What is required — Go through the lines below and copy each one that holds the string "from".

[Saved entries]
★ ★ ★

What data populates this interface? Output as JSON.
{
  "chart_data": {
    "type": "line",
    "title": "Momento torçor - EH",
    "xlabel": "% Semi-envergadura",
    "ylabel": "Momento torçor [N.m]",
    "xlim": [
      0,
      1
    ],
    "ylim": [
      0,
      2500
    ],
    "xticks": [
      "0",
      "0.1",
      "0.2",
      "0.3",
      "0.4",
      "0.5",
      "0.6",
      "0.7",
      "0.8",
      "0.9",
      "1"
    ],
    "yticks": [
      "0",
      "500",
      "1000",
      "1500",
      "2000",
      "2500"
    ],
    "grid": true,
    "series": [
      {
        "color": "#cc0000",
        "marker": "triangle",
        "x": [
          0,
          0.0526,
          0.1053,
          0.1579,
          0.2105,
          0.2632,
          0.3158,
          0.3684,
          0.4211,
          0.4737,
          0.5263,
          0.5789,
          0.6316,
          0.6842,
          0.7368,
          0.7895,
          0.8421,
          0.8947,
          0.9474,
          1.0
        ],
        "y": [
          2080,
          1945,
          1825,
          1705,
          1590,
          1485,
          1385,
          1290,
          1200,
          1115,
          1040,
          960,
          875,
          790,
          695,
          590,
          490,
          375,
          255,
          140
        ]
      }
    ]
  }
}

★ ★ ★

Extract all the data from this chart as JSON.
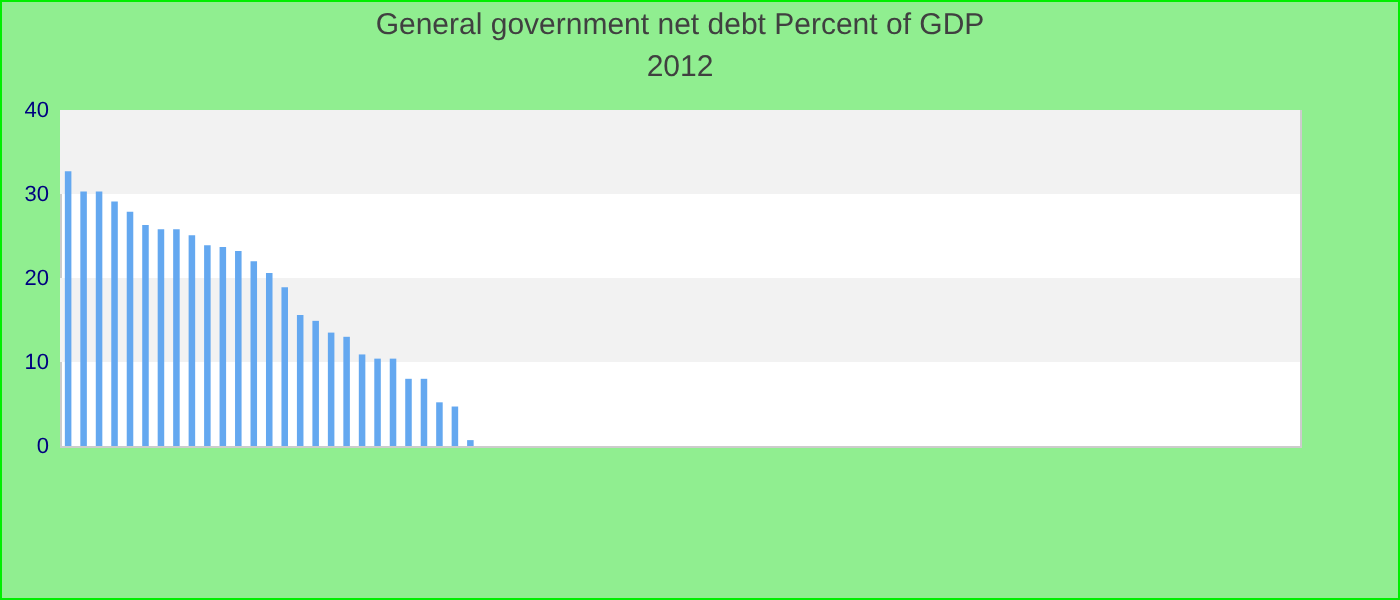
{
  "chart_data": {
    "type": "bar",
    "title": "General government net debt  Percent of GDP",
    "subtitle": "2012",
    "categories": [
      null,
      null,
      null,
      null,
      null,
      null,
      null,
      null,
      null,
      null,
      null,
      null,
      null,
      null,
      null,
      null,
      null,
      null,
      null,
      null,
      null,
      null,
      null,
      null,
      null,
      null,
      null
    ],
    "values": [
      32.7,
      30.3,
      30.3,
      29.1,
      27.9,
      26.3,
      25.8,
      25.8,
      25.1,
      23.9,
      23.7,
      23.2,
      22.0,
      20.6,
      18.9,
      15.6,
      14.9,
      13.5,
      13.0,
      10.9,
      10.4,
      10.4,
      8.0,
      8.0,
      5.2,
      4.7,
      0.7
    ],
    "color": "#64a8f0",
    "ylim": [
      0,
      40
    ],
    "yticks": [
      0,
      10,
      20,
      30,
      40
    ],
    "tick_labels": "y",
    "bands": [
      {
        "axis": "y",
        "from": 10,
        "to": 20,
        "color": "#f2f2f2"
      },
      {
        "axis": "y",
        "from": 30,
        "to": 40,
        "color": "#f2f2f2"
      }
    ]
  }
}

★ ★ ★

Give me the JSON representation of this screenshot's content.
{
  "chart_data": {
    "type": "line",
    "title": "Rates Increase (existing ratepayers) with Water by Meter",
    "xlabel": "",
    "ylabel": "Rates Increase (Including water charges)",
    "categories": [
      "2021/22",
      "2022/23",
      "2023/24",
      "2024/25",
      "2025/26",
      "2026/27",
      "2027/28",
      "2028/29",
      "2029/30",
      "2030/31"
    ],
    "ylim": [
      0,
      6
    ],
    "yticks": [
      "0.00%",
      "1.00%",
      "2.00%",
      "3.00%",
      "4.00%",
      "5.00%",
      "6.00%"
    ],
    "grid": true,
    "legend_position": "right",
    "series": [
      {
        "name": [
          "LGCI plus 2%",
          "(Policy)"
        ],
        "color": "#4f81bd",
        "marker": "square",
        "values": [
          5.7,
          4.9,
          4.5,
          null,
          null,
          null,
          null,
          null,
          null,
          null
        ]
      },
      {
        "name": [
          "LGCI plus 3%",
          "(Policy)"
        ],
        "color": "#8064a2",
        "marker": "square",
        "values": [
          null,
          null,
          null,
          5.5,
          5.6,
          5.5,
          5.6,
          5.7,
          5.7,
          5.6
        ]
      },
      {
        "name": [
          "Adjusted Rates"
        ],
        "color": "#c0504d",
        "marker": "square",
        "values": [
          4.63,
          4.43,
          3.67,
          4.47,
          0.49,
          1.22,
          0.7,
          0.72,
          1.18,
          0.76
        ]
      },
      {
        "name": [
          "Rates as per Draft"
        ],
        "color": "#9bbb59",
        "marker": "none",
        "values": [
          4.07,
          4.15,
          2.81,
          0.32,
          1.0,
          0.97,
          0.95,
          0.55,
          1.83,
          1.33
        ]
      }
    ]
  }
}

★ ★ ★

Exercise answer —
Extract all the data from this chart as JSON.
        "from": 10,
        "from": 30,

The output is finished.